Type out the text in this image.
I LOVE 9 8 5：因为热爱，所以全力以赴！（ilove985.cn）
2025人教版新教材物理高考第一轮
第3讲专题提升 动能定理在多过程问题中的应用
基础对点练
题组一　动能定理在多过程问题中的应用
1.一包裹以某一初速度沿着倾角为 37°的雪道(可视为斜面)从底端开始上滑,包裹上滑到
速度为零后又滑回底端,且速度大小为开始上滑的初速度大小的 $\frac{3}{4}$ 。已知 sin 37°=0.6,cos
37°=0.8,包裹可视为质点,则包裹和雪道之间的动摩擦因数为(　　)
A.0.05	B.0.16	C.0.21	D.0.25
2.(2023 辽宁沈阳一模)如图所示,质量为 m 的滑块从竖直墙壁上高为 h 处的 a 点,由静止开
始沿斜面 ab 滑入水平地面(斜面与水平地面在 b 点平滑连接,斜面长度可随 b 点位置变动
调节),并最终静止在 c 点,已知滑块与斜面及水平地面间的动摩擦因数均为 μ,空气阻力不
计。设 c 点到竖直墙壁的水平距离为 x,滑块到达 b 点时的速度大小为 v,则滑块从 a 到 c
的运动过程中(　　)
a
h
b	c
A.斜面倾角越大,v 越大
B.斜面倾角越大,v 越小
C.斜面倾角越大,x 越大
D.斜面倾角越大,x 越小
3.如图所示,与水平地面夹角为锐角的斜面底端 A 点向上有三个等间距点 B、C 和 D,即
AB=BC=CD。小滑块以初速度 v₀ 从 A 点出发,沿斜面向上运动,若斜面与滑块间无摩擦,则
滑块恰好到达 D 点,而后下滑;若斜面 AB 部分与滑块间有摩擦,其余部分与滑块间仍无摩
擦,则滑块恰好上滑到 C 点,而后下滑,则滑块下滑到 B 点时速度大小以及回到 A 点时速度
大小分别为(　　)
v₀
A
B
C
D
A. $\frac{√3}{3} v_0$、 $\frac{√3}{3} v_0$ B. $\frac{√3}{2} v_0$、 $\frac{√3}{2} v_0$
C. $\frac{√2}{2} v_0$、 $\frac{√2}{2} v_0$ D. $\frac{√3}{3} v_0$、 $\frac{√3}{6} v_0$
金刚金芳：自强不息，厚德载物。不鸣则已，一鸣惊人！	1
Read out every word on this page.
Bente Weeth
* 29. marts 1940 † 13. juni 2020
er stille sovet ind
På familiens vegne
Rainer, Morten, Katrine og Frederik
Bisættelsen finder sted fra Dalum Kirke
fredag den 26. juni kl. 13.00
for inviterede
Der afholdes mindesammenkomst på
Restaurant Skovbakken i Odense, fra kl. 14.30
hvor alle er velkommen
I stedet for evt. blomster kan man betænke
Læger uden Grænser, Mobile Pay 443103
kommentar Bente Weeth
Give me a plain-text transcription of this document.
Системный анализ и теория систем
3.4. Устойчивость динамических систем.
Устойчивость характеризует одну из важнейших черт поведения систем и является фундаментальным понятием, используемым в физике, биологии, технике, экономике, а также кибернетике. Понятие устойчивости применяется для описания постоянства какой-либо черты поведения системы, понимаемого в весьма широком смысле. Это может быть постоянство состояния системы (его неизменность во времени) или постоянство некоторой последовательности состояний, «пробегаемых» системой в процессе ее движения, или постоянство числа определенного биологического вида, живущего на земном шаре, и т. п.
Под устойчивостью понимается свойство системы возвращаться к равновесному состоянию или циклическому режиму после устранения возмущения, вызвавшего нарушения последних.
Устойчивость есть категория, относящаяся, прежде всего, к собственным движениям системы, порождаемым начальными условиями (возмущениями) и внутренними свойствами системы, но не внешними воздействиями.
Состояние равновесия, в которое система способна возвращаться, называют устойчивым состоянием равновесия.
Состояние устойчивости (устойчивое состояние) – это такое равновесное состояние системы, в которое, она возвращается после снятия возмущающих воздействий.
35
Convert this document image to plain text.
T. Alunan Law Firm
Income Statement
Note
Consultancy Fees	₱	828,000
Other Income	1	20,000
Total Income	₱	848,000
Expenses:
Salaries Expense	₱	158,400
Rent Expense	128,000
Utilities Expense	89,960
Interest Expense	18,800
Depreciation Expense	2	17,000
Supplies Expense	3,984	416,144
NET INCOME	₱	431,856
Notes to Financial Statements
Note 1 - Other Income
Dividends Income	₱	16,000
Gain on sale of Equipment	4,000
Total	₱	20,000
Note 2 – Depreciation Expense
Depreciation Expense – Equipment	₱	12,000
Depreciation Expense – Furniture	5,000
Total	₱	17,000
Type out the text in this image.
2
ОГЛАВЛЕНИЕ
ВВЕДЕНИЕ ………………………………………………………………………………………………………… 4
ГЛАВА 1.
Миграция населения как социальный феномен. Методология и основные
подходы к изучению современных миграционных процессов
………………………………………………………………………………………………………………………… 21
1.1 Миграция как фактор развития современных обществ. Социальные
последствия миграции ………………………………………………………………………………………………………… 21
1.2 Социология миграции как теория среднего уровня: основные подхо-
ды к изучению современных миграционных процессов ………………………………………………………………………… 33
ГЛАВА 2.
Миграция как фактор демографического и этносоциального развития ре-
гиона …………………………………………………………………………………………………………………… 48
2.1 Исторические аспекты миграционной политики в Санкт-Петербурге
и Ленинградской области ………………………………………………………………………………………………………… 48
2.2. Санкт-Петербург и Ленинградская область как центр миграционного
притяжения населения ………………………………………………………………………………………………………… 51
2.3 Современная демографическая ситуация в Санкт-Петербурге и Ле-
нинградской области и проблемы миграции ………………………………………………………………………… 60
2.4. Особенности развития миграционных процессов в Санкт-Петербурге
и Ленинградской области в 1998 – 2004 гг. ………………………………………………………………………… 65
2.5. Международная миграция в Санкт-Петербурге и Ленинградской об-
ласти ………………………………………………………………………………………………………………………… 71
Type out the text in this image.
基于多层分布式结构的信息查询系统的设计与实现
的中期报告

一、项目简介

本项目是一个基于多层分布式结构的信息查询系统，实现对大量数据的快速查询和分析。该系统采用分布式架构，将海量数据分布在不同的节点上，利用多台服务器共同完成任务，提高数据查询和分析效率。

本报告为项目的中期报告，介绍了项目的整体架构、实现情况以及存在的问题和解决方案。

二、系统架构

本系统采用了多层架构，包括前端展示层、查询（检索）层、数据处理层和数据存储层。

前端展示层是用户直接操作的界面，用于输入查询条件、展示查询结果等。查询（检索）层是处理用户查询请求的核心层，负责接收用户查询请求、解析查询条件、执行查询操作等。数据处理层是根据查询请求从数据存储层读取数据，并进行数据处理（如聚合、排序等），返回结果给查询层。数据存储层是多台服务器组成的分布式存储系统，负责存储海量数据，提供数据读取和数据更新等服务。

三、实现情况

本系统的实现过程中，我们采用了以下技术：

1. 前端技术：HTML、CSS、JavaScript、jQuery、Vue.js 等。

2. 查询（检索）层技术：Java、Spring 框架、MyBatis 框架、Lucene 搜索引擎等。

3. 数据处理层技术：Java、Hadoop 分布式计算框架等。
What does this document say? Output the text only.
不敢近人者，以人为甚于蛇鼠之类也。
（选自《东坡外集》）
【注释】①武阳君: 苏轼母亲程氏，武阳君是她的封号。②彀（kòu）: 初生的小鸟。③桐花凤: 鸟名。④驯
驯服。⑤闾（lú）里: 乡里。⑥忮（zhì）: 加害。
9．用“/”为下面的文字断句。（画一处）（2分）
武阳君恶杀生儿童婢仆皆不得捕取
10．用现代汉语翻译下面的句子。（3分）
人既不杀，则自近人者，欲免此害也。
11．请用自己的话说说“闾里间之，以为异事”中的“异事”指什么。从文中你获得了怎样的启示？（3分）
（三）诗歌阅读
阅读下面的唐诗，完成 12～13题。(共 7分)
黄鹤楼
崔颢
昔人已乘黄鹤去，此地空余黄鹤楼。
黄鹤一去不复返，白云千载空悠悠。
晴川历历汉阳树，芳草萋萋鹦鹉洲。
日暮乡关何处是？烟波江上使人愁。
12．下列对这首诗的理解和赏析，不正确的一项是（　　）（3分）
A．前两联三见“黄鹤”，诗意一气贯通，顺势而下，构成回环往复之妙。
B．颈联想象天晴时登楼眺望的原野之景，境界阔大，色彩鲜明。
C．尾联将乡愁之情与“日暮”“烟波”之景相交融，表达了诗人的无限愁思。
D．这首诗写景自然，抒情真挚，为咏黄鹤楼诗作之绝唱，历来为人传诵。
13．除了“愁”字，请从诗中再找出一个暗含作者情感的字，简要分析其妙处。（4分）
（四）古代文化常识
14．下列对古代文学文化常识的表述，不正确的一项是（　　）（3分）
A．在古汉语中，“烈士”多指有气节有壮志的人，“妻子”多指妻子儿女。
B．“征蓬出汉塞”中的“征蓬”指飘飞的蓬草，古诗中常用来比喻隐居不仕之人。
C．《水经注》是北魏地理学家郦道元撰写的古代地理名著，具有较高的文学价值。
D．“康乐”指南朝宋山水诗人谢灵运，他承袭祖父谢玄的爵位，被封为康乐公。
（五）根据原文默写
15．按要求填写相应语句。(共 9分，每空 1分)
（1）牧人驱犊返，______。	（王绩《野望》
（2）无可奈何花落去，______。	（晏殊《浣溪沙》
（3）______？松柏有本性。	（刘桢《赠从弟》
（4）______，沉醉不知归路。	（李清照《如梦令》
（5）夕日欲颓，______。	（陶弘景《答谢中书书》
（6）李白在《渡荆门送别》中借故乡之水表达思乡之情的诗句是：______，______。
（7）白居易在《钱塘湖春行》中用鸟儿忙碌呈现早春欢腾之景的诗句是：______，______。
-=-=-
### Exercise task
Scan the entries above. Copy each line that has the string "不正确的一项是".

### Worked answer
12．下列对这首诗的理解和赏析，不正确的一项是（　　）（3分）
14．下列对古代文学文化常识的表述，不正确的一项是（　　）（3分）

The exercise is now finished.